/---

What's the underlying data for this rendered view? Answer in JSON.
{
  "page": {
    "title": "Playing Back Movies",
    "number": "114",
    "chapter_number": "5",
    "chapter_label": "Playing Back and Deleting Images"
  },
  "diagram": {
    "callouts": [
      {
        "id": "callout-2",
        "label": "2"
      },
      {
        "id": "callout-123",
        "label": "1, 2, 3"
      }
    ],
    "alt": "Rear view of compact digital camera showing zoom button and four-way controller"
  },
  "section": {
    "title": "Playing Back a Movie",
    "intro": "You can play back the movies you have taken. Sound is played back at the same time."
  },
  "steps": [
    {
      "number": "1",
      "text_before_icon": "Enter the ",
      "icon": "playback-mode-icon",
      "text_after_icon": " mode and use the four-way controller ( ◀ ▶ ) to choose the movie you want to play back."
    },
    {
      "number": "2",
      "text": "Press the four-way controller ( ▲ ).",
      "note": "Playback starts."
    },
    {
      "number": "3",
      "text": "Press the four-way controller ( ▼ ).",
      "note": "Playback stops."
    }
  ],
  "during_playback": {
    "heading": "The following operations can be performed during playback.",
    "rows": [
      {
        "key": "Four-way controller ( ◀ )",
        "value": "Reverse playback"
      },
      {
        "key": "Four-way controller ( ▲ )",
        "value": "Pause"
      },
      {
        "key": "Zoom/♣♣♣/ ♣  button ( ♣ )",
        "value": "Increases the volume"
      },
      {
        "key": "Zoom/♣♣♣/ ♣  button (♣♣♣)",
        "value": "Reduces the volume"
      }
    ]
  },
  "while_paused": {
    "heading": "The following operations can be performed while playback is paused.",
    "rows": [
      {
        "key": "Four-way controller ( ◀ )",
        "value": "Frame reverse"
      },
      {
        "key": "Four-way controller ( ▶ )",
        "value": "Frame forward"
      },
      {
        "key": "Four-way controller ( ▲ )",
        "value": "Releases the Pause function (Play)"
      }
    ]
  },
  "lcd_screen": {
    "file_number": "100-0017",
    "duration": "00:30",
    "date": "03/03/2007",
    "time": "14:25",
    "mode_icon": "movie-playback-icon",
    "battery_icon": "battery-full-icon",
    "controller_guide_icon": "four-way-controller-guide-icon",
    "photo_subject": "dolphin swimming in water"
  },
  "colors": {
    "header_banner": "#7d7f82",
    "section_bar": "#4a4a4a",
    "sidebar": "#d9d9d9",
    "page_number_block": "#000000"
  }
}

\---

STATED TASK. Return the whole listing exactly, with every line included.

FINISHED ANSWER.
What's the underlying data for this rendered view? Answer in JSON.
{
  "page": {
    "title": "Playing Back Movies",
    "number": "114",
    "chapter_number": "5",
    "chapter_label": "Playing Back and Deleting Images"
  },
  "diagram": {
    "callouts": [
      {
        "id": "callout-2",
        "label": "2"
      },
      {
        "id": "callout-123",
        "label": "1, 2, 3"
      }
    ],
    "alt": "Rear view of compact digital camera showing zoom button and four-way controller"
  },
  "section": {
    "title": "Playing Back a Movie",
    "intro": "You can play back the movies you have taken. Sound is played back at the same time."
  },
  "steps": [
    {
      "number": "1",
      "text_before_icon": "Enter the ",
      "icon": "playback-mode-icon",
      "text_after_icon": " mode and use the four-way controller ( ◀ ▶ ) to choose the movie you want to play back."
    },
    {
      "number": "2",
      "text": "Press the four-way controller ( ▲ ).",
      "note": "Playback starts."
    },
    {
      "number": "3",
      "text": "Press the four-way controller ( ▼ ).",
      "note": "Playback stops."
    }
  ],
  "during_playback": {
    "heading": "The following operations can be performed during playback.",
    "rows": [
      {
        "key": "Four-way controller ( ◀ )",
        "value": "Reverse playback"
      },
      {
        "key": "Four-way controller ( ▲ )",
        "value": "Pause"
      },
      {
        "key": "Zoom/♣♣♣/ ♣  button ( ♣ )",
        "value": "Increases the volume"
      },
      {
        "key": "Zoom/♣♣♣/ ♣  button (♣♣♣)",
        "value": "Reduces the volume"
      }
    ]
  },
  "while_paused": {
    "heading": "The following operations can be performed while playback is paused.",
    "rows": [
      {
        "key": "Four-way controller ( ◀ )",
        "value": "Frame reverse"
      },
      {
        "key": "Four-way controller ( ▶ )",
        "value": "Frame forward"
      },
      {
        "key": "Four-way controller ( ▲ )",
        "value": "Releases the Pause function (Play)"
      }
    ]
  },
  "lcd_screen": {
    "file_number": "100-0017",
    "duration": "00:30",
    "date": "03/03/2007",
    "time": "14:25",
    "mode_icon": "movie-playback-icon",
    "battery_icon": "battery-full-icon",
    "controller_guide_icon": "four-way-controller-guide-icon",
    "photo_subject": "dolphin swimming in water"
  },
  "colors": {
    "header_banner": "#7d7f82",
    "section_bar": "#4a4a4a",
    "sidebar": "#d9d9d9",
    "page_number_block": "#000000"
  }
}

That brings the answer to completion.